(TASK REQUIREMENTS) Quote the whole listing word for word, please.
>> start DATASET CONTENT
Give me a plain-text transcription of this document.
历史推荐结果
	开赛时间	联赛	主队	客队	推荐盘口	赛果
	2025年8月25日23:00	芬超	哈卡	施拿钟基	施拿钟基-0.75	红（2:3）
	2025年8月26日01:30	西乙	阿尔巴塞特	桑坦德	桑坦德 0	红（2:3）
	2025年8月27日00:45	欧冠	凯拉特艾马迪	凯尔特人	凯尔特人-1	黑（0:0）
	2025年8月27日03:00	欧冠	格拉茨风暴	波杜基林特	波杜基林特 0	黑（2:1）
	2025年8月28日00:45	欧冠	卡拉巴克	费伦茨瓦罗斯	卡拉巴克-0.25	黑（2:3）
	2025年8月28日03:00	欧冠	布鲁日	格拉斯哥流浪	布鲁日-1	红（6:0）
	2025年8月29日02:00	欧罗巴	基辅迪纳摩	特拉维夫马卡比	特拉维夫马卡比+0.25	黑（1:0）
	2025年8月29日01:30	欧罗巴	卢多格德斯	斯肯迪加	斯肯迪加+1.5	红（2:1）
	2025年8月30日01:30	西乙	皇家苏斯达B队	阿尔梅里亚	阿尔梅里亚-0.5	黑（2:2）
>> end DATASET CONTENT
(RESPONSE TO THE EXERCISE)
Give me a plain-text transcription of this document.
历史推荐结果
	开赛时间	联赛	主队	客队	推荐盘口	赛果
	2025年8月25日23:00	芬超	哈卡	施拿钟基	施拿钟基-0.75	红（2:3）
	2025年8月26日01:30	西乙	阿尔巴塞特	桑坦德	桑坦德 0	红（2:3）
	2025年8月27日00:45	欧冠	凯拉特艾马迪	凯尔特人	凯尔特人-1	黑（0:0）
	2025年8月27日03:00	欧冠	格拉茨风暴	波杜基林特	波杜基林特 0	黑（2:1）
	2025年8月28日00:45	欧冠	卡拉巴克	费伦茨瓦罗斯	卡拉巴克-0.25	黑（2:3）
	2025年8月28日03:00	欧冠	布鲁日	格拉斯哥流浪	布鲁日-1	红（6:0）
	2025年8月29日02:00	欧罗巴	基辅迪纳摩	特拉维夫马卡比	特拉维夫马卡比+0.25	黑（1:0）
	2025年8月29日01:30	欧罗巴	卢多格德斯	斯肯迪加	斯肯迪加+1.5	红（2:1）
	2025年8月30日01:30	西乙	皇家苏斯达B队	阿尔梅里亚	阿尔梅里亚-0.5	黑（2:2）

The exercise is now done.